◆ PROBLEMS AND TASKS:
- A) Answer these three questions from the bug report, one answer per line, marked (i), (ii), (iii):
(i) In which log file were the errors observed?
(ii) What key does the KeyError in the trace report?
(iii) According to Corey Bryant, which release already contains the fix?
- B) From the bug report, list every Launchpad handle that appears in parentheses after a person's or account's name.
- C) According to the bug report, why was the bug filed against the Ubuntu neutron package?

━━━━━ EXTRACTED TEXT ━━━━━

[SRU] trusty/icehouse neutron-plugin-openvswitch-agent: lvm.tun_ofports.remove crashes with KeyError

Bug #1531963 reported by JuanJo Ciarlante on 2016-01-07
30
This bug affects 5 people
Affects Status Importance Assigned to Milestone
neutron (Ubuntu)
High
Corey Bryant
Trusty
High
Unassigned

Bug Description

[Impact]
Neutron OVS breaks with unhandled exceptions on compute nodes.

[Test Case]
For reproduction see the original bug description below.

[Regression Potential]

The backported patch is very straightforward, with a few minor conflicts noted in the patch.

-------------

Original bug description:

Filing this on ubuntu/neutron package, as neutron itself is EOL'd for Icehouse.

FYI this is a nonHA icehouse/trusty deploy using serverteam's juju charms.

On one of our production environments with a rather high rate of API calls, (sp for transient VMs from CI), we frequently get neutron OVS breakage on compute nodes¹, which we've been able to more or less correlate with the following alike errors at /var/log/neutron/openvswitch-agent.log:

2016-01-07 06:33:48.917 18357 TRACE neutron.openstack.common.rpc.amqp File "/usr/lib/python2.7/dist-packages/neutron/plugins/openvswitch/agent/ovs_neutron_agent.py", line 399, in _del_fdb_flow
2016-01-07 06:33:48.917 18357 TRACE neutron.openstack.common.rpc.amqp lvm.tun_ofports.remove(ofport)
2016-01-07 06:33:48.917 18357 TRACE neutron.openstack.common.rpc.amqp KeyError: '13'

Detailed log: http://paste.ubuntu.com/14431656/ - note the same time of occurrence on the 3 diff compute nodes shown there.

¹ What we then observe are missing are missing tun_ids from
  ovs-ofctl dump-flows br-tun
ie provider:segmentation_id not present at the compute node for a VM with a neutron network that has it.

Afaics this had been fixed upstream at ( lp#1421105 ):
https://git.openstack.org/cgit/openstack/neutron/commit/?id=841b2f58f375df53b380cf5796bb31c82cd09260
, please consider backporting it to Icehouse, it's a pretty trivial fix.

JuanJo Ciarlante (jjo) on 2016-01-07
description: updated
Launchpad Janitor (janitor) wrote :

Status changed to 'Confirmed' because the bug affects multiple users.

Changed in neutron (Ubuntu):
status: New → Confirmed
James Troup (elmo) on 2016-01-14
tags: added: openstack sts
Antonio Rosales (arosales) wrote :

Chatting with Anthony and Tom this hasn't been tested on Openstack > Icehouse but the fix (https://git.openstack.org/cgit/openstack/neutron/commit/?id=841b2f58f375df53b380cf5796bb31c82cd09260) is suggested to resolve the issue they are seeing.

Next action, triage https://git.openstack.org/cgit/openstack/neutron/commit/?id=841b2f58f375df53b380cf5796bb31c82cd09260 and confirm back-porting to Icehouse.

Changed in neutron (Ubuntu):
status: Confirmed → Triaged
Corey Bryant (corey.bryant) wrote :

Seems like a fairly straightforward backport for icehouse (assuming you don't need the ofagent bits).

Corey Bryant (corey.bryant) wrote :

Note, fix is already in juno so we're ready to go straight to trusty/icehouse.

━━━━━ RECORDED DATA ━━━━━

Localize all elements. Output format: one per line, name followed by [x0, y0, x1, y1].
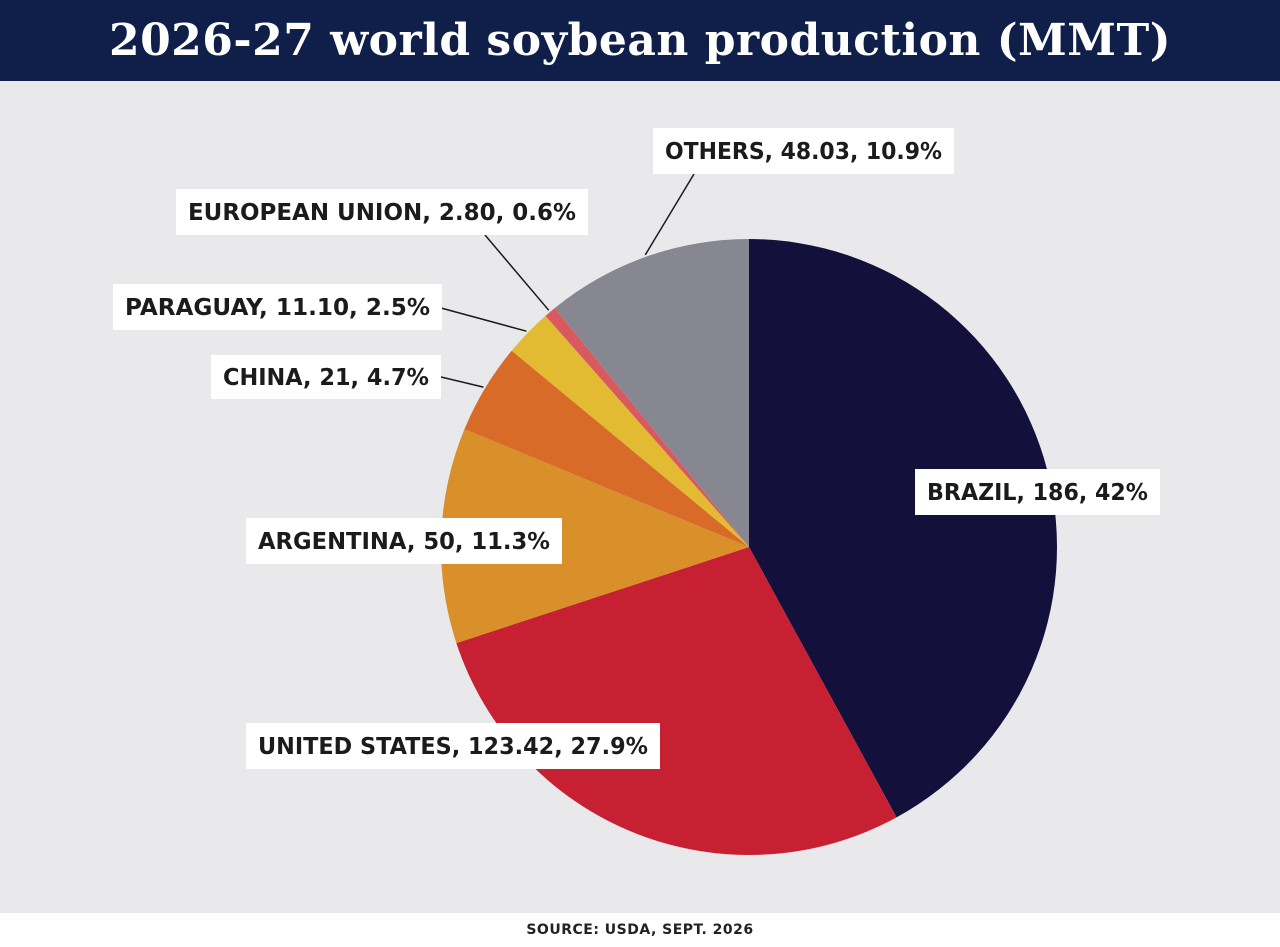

━━━━━

◆ EXPECTED RESPONSES:
- A)
(i) /var/log/neutron/openvswitch-agent.log
(ii) '13'
(iii) Juno

- B) jjo, janitor, elmo, arosales, corey.bryant

- C) It was filed against the Ubuntu neutron package because neutron itself is end-of-life for Icehouse.